→ DATA LINES:
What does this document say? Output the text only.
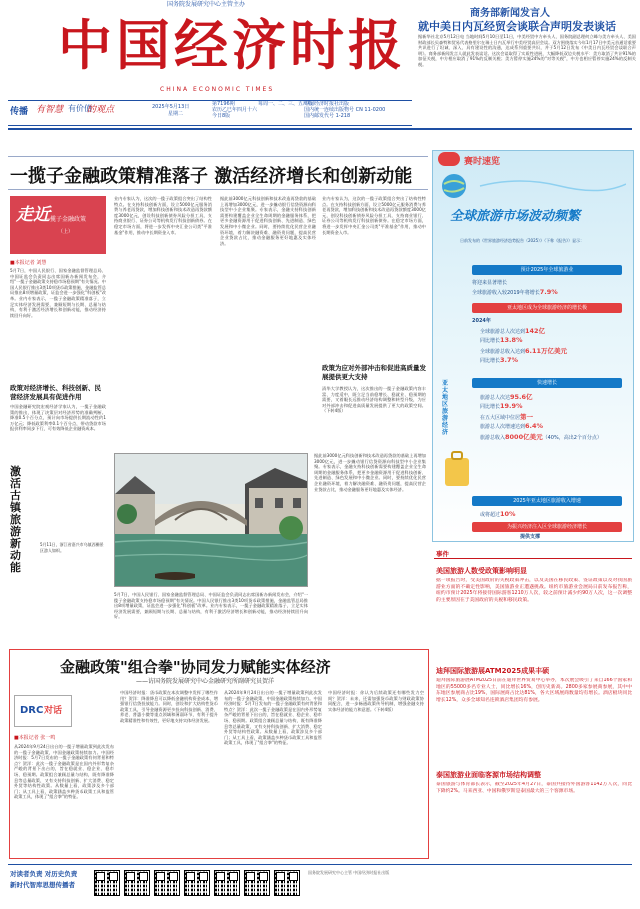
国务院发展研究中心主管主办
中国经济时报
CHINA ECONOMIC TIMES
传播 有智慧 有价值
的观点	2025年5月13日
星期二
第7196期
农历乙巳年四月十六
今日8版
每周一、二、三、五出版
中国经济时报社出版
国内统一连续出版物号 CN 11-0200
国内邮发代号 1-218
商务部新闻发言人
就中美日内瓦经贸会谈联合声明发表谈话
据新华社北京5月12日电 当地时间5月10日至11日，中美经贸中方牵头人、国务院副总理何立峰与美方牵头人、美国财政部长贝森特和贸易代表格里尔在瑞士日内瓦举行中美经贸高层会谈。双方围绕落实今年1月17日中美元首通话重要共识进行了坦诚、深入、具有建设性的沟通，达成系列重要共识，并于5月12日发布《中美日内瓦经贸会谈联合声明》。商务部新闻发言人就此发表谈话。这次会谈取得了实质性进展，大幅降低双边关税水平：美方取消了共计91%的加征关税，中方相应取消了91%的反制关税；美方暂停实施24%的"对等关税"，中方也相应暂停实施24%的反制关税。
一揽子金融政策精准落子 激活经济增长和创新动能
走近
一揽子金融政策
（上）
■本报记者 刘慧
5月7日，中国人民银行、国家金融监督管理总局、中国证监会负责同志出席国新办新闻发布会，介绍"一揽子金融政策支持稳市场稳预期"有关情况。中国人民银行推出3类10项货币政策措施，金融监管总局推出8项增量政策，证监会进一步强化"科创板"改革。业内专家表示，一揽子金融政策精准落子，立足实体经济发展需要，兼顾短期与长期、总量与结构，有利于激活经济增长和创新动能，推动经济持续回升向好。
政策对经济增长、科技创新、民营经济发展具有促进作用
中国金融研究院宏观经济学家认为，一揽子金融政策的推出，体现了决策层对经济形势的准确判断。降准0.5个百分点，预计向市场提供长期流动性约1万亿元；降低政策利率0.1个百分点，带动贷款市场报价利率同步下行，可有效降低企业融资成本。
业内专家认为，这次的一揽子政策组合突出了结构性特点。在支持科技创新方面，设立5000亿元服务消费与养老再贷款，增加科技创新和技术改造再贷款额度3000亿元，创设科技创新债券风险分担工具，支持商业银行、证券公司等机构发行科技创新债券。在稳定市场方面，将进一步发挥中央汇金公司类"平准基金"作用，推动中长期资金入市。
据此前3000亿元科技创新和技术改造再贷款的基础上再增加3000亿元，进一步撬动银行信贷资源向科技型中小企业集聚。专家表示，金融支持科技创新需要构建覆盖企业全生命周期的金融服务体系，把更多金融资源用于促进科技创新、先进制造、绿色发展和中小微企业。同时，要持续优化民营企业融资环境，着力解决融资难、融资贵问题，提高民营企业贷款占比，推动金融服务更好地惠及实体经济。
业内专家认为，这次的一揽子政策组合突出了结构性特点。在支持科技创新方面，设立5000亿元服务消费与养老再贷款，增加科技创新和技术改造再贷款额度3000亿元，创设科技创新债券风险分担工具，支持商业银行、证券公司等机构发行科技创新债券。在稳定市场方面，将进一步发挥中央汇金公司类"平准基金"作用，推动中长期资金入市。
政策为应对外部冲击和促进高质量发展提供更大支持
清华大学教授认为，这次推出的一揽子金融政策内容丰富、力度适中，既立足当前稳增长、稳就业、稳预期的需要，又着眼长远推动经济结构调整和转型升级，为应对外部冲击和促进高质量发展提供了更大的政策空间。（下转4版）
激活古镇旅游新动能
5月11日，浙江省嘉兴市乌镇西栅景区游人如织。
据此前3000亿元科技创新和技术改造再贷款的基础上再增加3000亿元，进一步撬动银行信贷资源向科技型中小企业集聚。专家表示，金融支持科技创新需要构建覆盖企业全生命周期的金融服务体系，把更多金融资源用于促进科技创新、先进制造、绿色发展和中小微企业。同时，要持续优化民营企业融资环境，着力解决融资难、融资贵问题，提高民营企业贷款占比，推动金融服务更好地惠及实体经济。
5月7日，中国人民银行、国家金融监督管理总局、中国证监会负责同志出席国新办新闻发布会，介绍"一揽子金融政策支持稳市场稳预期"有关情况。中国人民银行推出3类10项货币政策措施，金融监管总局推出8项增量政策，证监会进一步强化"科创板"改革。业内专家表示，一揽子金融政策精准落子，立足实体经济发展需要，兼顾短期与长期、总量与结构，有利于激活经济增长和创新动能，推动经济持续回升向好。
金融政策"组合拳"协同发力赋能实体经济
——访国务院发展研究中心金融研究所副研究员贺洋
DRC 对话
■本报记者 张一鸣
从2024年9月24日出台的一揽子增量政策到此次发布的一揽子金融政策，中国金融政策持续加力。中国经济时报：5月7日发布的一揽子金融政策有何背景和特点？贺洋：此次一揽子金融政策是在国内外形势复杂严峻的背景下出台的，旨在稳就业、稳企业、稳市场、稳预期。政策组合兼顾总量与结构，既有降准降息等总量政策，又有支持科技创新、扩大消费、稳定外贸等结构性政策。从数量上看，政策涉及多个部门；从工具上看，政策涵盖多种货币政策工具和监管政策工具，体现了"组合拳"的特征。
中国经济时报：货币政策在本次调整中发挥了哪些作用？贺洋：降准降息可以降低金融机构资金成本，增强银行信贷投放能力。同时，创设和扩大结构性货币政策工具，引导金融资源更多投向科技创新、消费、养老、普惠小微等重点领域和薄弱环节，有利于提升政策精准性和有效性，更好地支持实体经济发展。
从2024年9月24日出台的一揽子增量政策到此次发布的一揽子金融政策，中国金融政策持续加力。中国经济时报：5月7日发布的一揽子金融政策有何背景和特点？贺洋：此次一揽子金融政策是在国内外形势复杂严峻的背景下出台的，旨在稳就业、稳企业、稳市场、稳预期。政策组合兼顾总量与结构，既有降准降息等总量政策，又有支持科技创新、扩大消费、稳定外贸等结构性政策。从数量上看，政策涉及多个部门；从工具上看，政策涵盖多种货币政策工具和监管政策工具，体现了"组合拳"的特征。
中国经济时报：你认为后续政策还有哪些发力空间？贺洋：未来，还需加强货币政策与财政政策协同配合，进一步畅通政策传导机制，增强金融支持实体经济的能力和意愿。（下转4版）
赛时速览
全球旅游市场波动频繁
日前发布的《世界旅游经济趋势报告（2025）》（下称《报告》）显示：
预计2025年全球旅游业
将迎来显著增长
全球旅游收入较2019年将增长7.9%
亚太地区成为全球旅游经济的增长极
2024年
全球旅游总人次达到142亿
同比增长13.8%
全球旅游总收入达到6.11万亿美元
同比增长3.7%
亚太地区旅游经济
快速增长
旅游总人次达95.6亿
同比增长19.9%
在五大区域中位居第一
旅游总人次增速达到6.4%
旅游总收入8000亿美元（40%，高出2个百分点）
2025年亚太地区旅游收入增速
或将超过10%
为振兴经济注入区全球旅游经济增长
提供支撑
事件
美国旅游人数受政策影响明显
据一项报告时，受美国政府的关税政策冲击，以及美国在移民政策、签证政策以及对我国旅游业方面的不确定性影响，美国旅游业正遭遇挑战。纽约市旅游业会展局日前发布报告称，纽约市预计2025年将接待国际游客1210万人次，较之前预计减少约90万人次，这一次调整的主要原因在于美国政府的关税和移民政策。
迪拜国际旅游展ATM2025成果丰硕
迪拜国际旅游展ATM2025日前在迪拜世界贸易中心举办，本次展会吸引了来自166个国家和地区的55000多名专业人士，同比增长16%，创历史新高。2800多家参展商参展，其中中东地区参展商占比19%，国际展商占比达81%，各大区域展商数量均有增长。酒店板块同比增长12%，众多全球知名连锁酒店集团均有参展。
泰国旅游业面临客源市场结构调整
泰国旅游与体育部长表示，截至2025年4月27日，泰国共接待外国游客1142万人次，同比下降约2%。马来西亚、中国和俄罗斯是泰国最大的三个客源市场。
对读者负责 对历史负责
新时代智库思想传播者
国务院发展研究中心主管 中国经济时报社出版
==
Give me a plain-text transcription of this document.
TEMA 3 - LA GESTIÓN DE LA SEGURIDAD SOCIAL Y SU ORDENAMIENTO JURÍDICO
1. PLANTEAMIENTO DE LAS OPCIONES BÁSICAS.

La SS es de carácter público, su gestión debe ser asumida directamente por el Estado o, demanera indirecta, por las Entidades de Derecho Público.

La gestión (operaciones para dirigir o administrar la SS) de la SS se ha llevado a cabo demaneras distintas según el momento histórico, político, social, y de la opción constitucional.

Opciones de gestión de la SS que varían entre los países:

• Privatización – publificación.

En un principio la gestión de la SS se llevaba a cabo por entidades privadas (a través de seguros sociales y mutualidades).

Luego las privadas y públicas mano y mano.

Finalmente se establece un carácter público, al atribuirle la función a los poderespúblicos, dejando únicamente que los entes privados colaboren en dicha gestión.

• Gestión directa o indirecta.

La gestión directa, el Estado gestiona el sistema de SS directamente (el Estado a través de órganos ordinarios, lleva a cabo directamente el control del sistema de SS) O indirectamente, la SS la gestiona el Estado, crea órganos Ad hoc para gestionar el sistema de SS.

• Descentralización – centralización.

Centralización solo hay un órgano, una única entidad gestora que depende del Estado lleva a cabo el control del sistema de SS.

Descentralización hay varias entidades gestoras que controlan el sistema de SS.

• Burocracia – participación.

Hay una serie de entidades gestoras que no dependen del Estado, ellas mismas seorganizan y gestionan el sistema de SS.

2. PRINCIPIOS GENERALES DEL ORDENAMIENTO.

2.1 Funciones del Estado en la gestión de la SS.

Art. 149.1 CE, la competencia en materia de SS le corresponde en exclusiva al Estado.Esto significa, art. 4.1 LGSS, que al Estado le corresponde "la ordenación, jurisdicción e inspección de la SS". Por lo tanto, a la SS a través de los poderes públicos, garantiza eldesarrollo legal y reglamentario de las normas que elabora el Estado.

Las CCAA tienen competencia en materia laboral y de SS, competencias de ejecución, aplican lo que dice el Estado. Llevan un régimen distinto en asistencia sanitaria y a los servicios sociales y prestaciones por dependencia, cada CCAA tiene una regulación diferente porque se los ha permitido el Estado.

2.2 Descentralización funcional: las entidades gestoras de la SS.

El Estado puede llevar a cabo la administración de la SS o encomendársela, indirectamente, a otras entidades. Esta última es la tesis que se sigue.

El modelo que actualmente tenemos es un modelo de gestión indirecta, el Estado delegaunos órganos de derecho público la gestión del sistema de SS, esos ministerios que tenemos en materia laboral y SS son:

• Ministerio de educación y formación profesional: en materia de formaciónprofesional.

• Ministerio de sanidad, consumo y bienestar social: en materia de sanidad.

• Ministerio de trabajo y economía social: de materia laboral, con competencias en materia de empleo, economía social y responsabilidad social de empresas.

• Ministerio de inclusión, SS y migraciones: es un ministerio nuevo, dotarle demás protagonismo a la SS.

→ INSTRUCTIONS FOR THE TASK: Check each line in the records for the word "sociales" and say how many have it, with nothing else.

→ SOLUTION: 2